§ **Requirement**
Transcribe each line exactly.

§ **Input rows**
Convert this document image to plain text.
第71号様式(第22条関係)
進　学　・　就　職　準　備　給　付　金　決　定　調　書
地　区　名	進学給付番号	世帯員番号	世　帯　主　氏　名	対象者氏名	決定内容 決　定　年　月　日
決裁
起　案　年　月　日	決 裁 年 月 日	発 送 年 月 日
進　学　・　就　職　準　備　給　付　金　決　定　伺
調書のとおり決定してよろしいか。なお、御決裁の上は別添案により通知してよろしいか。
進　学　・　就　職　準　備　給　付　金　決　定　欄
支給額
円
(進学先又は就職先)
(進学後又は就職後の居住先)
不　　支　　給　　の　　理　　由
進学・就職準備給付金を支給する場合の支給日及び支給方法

§ **Written solution**
Convert this document image to plain text.
第71号様式(第22条関係)
進　学　・　就　職　準　備　給　付　金　決　定　調　書
地　区　名	進学給付番号	世帯員番号	世　帯　主　氏　名	対象者氏名	決定内容 決　定　年　月　日
決裁
起　案　年　月　日	決 裁 年 月 日	発 送 年 月 日
進　学　・　就　職　準　備　給　付　金　決　定　伺
調書のとおり決定してよろしいか。なお、御決裁の上は別添案により通知してよろしいか。
進　学　・　就　職　準　備　給　付　金　決　定　欄
支給額
円
(進学先又は就職先)
(進学後又は就職後の居住先)
不　　支　　給　　の　　理　　由
進学・就職準備給付金を支給する場合の支給日及び支給方法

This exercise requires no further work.